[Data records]
_____

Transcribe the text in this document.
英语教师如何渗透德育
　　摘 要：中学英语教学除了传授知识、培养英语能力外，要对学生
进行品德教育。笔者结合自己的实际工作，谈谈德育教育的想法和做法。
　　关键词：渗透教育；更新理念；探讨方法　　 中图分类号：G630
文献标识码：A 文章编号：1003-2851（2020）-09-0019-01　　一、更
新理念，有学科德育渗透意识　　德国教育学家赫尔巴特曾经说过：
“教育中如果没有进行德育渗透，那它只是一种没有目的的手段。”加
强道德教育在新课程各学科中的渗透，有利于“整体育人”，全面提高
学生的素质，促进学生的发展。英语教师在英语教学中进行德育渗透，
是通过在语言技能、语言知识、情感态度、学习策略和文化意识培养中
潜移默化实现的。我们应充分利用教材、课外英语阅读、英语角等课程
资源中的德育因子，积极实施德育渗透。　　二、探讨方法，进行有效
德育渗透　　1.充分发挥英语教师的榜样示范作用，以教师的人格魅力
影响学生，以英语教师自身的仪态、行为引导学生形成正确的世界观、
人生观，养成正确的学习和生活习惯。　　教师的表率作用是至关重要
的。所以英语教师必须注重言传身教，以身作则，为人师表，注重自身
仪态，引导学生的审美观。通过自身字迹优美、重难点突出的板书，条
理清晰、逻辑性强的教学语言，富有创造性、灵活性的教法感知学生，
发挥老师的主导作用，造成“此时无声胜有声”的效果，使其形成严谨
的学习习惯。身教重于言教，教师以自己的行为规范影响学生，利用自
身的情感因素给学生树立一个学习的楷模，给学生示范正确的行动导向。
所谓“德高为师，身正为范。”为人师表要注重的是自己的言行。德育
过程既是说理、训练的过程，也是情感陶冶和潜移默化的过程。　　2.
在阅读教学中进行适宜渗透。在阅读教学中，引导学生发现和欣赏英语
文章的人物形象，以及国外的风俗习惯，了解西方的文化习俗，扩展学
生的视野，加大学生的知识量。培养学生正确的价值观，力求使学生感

_____

» TASK OBJECTIVE:
Identify the lines that contain the string "探讨方法", and copy every one of them.

» TASK RESPONSE:
　　关键词：渗透教育；更新理念；探讨方法　　 中图分类号：G630
资源中的德育因子，积极实施德育渗透。　　二、探讨方法，进行有效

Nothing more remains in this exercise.